» **Extracted data entries**:
= = =
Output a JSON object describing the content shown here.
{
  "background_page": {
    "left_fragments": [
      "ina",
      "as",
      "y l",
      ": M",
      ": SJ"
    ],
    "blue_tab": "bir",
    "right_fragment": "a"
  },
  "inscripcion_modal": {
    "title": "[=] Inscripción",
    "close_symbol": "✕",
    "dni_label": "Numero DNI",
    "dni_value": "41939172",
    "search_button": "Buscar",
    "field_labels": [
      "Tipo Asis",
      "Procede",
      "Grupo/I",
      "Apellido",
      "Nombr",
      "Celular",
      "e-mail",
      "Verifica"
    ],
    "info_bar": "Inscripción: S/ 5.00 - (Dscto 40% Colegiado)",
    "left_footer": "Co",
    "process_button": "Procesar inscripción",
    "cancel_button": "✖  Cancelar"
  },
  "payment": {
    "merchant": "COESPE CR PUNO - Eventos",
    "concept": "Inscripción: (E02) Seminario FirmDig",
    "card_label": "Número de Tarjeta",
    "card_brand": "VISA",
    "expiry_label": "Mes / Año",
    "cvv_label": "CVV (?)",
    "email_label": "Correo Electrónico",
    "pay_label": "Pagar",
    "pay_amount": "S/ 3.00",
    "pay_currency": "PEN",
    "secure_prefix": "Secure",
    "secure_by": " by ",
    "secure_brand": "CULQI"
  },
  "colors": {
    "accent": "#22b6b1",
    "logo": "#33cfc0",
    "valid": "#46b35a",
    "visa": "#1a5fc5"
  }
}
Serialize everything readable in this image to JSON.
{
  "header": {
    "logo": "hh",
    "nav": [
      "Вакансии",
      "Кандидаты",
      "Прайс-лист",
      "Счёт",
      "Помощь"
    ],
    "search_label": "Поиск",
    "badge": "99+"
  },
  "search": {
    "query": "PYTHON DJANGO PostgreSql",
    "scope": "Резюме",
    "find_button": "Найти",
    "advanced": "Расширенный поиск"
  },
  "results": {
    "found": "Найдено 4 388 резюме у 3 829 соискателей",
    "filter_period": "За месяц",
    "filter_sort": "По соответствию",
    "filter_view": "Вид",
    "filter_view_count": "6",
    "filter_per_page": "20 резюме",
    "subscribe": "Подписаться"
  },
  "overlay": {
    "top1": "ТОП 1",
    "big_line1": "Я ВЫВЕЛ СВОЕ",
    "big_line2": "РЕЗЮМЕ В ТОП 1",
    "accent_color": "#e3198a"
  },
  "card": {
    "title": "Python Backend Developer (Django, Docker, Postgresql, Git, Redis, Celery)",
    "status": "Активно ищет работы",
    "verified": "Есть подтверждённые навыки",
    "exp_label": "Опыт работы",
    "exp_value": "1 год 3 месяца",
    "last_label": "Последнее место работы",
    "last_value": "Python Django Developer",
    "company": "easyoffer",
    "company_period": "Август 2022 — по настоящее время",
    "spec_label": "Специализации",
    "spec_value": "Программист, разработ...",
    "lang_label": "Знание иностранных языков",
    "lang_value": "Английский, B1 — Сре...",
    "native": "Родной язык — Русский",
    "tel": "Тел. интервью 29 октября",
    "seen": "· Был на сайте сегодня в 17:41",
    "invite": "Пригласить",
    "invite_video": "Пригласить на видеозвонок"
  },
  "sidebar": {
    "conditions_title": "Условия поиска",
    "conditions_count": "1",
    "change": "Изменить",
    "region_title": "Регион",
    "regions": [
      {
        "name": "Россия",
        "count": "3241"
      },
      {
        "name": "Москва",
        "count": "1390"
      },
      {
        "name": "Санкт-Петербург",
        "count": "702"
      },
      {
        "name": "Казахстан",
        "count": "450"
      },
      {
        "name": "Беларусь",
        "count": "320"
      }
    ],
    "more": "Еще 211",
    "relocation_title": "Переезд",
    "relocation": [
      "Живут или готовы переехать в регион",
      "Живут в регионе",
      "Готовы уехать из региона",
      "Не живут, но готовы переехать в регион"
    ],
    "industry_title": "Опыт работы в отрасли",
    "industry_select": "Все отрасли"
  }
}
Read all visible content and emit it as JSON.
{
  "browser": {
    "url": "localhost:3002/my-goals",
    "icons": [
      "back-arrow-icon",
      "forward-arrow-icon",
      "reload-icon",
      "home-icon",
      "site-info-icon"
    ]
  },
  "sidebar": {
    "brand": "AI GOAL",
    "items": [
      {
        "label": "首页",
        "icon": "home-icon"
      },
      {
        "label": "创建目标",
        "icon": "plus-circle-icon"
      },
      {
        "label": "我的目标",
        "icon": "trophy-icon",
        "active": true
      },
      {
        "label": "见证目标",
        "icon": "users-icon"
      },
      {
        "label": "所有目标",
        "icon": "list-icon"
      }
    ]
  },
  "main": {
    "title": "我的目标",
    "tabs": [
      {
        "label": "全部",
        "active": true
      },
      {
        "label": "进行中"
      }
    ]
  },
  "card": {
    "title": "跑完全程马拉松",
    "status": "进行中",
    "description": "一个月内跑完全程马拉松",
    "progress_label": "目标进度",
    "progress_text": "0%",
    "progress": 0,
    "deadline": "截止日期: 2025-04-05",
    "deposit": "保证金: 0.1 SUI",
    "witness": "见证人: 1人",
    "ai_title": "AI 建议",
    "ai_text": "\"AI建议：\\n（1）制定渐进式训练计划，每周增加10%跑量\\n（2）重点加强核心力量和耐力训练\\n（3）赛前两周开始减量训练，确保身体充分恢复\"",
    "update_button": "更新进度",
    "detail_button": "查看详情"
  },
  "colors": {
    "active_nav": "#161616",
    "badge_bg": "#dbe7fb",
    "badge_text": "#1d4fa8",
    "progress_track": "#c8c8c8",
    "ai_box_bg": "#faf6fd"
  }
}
= = =
» **EXERCISE REQUIREMENTS**:
Quote all of the entries exactly as they appear.

» **ANSWER TO THE TASK**:
Output a JSON object describing the content shown here.
{
  "background_page": {
    "left_fragments": [
      "ina",
      "as",
      "y l",
      ": M",
      ": SJ"
    ],
    "blue_tab": "bir",
    "right_fragment": "a"
  },
  "inscripcion_modal": {
    "title": "[=] Inscripción",
    "close_symbol": "✕",
    "dni_label": "Numero DNI",
    "dni_value": "41939172",
    "search_button": "Buscar",
    "field_labels": [
      "Tipo Asis",
      "Procede",
      "Grupo/I",
      "Apellido",
      "Nombr",
      "Celular",
      "e-mail",
      "Verifica"
    ],
    "info_bar": "Inscripción: S/ 5.00 - (Dscto 40% Colegiado)",
    "left_footer": "Co",
    "process_button": "Procesar inscripción",
    "cancel_button": "✖  Cancelar"
  },
  "payment": {
    "merchant": "COESPE CR PUNO - Eventos",
    "concept": "Inscripción: (E02) Seminario FirmDig",
    "card_label": "Número de Tarjeta",
    "card_brand": "VISA",
    "expiry_label": "Mes / Año",
    "cvv_label": "CVV (?)",
    "email_label": "Correo Electrónico",
    "pay_label": "Pagar",
    "pay_amount": "S/ 3.00",
    "pay_currency": "PEN",
    "secure_prefix": "Secure",
    "secure_by": " by ",
    "secure_brand": "CULQI"
  },
  "colors": {
    "accent": "#22b6b1",
    "logo": "#33cfc0",
    "valid": "#46b35a",
    "visa": "#1a5fc5"
  }
}
Serialize everything readable in this image to JSON.
{
  "header": {
    "logo": "hh",
    "nav": [
      "Вакансии",
      "Кандидаты",
      "Прайс-лист",
      "Счёт",
      "Помощь"
    ],
    "search_label": "Поиск",
    "badge": "99+"
  },
  "search": {
    "query": "PYTHON DJANGO PostgreSql",
    "scope": "Резюме",
    "find_button": "Найти",
    "advanced": "Расширенный поиск"
  },
  "results": {
    "found": "Найдено 4 388 резюме у 3 829 соискателей",
    "filter_period": "За месяц",
    "filter_sort": "По соответствию",
    "filter_view": "Вид",
    "filter_view_count": "6",
    "filter_per_page": "20 резюме",
    "subscribe": "Подписаться"
  },
  "overlay": {
    "top1": "ТОП 1",
    "big_line1": "Я ВЫВЕЛ СВОЕ",
    "big_line2": "РЕЗЮМЕ В ТОП 1",
    "accent_color": "#e3198a"
  },
  "card": {
    "title": "Python Backend Developer (Django, Docker, Postgresql, Git, Redis, Celery)",
    "status": "Активно ищет работы",
    "verified": "Есть подтверждённые навыки",
    "exp_label": "Опыт работы",
    "exp_value": "1 год 3 месяца",
    "last_label": "Последнее место работы",
    "last_value": "Python Django Developer",
    "company": "easyoffer",
    "company_period": "Август 2022 — по настоящее время",
    "spec_label": "Специализации",
    "spec_value": "Программист, разработ...",
    "lang_label": "Знание иностранных языков",
    "lang_value": "Английский, B1 — Сре...",
    "native": "Родной язык — Русский",
    "tel": "Тел. интервью 29 октября",
    "seen": "· Был на сайте сегодня в 17:41",
    "invite": "Пригласить",
    "invite_video": "Пригласить на видеозвонок"
  },
  "sidebar": {
    "conditions_title": "Условия поиска",
    "conditions_count": "1",
    "change": "Изменить",
    "region_title": "Регион",
    "regions": [
      {
        "name": "Россия",
        "count": "3241"
      },
      {
        "name": "Москва",
        "count": "1390"
      },
      {
        "name": "Санкт-Петербург",
        "count": "702"
      },
      {
        "name": "Казахстан",
        "count": "450"
      },
      {
        "name": "Беларусь",
        "count": "320"
      }
    ],
    "more": "Еще 211",
    "relocation_title": "Переезд",
    "relocation": [
      "Живут или готовы переехать в регион",
      "Живут в регионе",
      "Готовы уехать из региона",
      "Не живут, но готовы переехать в регион"
    ],
    "industry_title": "Опыт работы в отрасли",
    "industry_select": "Все отрасли"
  }
}
Read all visible content and emit it as JSON.
{
  "browser": {
    "url": "localhost:3002/my-goals",
    "icons": [
      "back-arrow-icon",
      "forward-arrow-icon",
      "reload-icon",
      "home-icon",
      "site-info-icon"
    ]
  },
  "sidebar": {
    "brand": "AI GOAL",
    "items": [
      {
        "label": "首页",
        "icon": "home-icon"
      },
      {
        "label": "创建目标",
        "icon": "plus-circle-icon"
      },
      {
        "label": "我的目标",
        "icon": "trophy-icon",
        "active": true
      },
      {
        "label": "见证目标",
        "icon": "users-icon"
      },
      {
        "label": "所有目标",
        "icon": "list-icon"
      }
    ]
  },
  "main": {
    "title": "我的目标",
    "tabs": [
      {
        "label": "全部",
        "active": true
      },
      {
        "label": "进行中"
      }
    ]
  },
  "card": {
    "title": "跑完全程马拉松",
    "status": "进行中",
    "description": "一个月内跑完全程马拉松",
    "progress_label": "目标进度",
    "progress_text": "0%",
    "progress": 0,
    "deadline": "截止日期: 2025-04-05",
    "deposit": "保证金: 0.1 SUI",
    "witness": "见证人: 1人",
    "ai_title": "AI 建议",
    "ai_text": "\"AI建议：\\n（1）制定渐进式训练计划，每周增加10%跑量\\n（2）重点加强核心力量和耐力训练\\n（3）赛前两周开始减量训练，确保身体充分恢复\"",
    "update_button": "更新进度",
    "detail_button": "查看详情"
  },
  "colors": {
    "active_nav": "#161616",
    "badge_bg": "#dbe7fb",
    "badge_text": "#1d4fa8",
    "progress_track": "#c8c8c8",
    "ai_box_bg": "#faf6fd"
  }
}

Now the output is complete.